_THE TASK_: Check every line below for the string "ylabel", and copy the lines that contain it.

Rows from a dataset:
★ ★ ★ ★ ★

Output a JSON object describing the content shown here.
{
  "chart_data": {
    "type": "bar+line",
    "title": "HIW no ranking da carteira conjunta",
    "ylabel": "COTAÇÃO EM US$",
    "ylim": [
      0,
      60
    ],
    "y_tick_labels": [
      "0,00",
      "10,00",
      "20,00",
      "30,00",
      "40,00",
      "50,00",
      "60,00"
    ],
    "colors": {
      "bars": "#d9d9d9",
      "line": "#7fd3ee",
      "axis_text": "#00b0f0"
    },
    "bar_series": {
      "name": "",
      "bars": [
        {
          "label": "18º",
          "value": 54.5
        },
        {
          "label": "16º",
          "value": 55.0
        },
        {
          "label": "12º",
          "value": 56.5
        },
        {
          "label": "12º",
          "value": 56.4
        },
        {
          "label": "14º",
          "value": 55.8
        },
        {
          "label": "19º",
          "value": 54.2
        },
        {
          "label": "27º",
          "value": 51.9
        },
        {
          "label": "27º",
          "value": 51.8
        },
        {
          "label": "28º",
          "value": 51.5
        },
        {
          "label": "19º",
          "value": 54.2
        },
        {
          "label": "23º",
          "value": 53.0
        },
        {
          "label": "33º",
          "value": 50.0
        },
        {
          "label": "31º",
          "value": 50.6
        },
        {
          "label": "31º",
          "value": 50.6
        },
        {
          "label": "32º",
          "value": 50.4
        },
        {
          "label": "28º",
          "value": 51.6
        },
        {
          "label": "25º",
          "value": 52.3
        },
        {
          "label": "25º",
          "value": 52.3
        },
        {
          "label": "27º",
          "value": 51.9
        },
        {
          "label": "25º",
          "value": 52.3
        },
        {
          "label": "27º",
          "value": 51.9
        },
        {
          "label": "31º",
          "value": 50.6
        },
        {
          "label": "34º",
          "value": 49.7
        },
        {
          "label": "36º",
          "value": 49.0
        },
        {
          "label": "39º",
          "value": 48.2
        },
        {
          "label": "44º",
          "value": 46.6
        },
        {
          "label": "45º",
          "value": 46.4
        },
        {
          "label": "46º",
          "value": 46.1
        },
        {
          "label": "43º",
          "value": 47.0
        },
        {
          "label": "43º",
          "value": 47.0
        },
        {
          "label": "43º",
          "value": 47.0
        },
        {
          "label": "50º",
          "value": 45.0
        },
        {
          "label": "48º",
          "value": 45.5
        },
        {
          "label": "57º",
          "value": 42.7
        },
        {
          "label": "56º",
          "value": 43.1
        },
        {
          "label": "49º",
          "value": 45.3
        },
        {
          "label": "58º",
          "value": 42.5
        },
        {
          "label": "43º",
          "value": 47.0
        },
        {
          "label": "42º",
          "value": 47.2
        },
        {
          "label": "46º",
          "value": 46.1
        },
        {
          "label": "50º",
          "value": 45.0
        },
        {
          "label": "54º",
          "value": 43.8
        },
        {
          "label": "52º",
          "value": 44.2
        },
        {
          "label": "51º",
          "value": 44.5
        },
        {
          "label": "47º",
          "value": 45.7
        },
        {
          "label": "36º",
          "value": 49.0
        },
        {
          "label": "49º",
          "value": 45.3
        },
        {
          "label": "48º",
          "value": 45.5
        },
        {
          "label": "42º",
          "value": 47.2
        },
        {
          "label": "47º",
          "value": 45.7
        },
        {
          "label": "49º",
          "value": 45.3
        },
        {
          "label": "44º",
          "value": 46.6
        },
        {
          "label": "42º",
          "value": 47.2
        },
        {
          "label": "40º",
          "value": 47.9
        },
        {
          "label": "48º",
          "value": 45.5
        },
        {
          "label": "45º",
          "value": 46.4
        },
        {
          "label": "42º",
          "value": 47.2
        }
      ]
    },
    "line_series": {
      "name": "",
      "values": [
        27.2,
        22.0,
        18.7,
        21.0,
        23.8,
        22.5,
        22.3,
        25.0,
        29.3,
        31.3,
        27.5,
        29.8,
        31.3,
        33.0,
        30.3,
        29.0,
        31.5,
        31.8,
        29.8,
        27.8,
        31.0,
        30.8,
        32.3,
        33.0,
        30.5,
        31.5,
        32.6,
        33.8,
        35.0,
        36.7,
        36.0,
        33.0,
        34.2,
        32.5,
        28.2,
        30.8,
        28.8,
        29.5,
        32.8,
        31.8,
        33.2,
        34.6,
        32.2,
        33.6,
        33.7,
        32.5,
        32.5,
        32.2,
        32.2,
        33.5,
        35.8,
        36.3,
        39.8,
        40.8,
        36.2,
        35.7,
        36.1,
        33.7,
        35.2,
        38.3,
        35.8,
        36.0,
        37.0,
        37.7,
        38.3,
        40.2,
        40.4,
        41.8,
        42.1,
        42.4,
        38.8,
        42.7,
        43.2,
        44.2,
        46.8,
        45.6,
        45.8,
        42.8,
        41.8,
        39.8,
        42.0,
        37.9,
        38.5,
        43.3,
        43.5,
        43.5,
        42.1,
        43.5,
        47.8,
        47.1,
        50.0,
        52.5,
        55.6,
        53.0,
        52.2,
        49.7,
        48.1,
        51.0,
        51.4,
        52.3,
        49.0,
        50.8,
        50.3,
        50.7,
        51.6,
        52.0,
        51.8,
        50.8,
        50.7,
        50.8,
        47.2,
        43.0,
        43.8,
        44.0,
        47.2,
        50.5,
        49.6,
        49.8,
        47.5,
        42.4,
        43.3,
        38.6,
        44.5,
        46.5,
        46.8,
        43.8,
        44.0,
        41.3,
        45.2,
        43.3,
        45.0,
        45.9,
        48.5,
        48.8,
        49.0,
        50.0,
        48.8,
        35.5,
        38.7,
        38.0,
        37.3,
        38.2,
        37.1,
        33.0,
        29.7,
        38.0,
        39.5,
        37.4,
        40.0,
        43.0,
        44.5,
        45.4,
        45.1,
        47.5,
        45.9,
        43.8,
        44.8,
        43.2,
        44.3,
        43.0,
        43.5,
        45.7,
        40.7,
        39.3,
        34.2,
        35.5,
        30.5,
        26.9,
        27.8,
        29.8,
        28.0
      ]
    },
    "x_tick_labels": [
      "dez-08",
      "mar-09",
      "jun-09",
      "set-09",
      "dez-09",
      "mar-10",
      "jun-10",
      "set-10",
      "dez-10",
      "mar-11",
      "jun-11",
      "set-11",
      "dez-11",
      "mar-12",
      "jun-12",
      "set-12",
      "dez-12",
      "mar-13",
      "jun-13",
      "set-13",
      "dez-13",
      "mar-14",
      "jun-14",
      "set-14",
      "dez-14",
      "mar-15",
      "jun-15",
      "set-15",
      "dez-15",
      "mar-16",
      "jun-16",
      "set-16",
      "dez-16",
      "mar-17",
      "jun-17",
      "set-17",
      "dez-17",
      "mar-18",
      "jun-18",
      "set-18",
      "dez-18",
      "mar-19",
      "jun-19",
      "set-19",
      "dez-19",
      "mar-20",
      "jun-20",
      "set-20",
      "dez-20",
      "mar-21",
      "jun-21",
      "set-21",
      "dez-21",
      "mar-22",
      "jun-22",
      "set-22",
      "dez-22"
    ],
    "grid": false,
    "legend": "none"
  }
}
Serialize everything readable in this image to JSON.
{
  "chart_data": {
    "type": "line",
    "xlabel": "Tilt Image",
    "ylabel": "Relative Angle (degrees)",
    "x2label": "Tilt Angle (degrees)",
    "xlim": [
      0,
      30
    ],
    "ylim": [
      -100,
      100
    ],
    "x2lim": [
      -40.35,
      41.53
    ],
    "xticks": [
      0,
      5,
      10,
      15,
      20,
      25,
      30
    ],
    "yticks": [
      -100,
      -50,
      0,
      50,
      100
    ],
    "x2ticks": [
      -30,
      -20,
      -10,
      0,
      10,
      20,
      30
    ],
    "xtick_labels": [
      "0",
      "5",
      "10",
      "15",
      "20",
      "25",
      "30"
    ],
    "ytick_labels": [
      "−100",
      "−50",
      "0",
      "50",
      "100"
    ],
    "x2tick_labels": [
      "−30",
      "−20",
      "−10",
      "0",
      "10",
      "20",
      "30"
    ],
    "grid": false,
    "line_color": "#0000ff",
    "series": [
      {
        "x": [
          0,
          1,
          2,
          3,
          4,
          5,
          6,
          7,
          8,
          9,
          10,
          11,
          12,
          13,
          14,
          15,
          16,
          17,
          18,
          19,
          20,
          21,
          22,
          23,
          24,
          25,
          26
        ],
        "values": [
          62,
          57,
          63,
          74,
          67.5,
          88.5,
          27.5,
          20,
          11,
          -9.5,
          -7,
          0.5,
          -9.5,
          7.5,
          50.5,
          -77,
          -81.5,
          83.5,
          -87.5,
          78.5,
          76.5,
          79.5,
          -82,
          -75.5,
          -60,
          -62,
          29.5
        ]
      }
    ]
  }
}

★ ★ ★ ★ ★

_RESULT OF THE TASK_:
    "ylabel": "COTAÇÃO EM US$",
    "ylabel": "Relative Angle (degrees)",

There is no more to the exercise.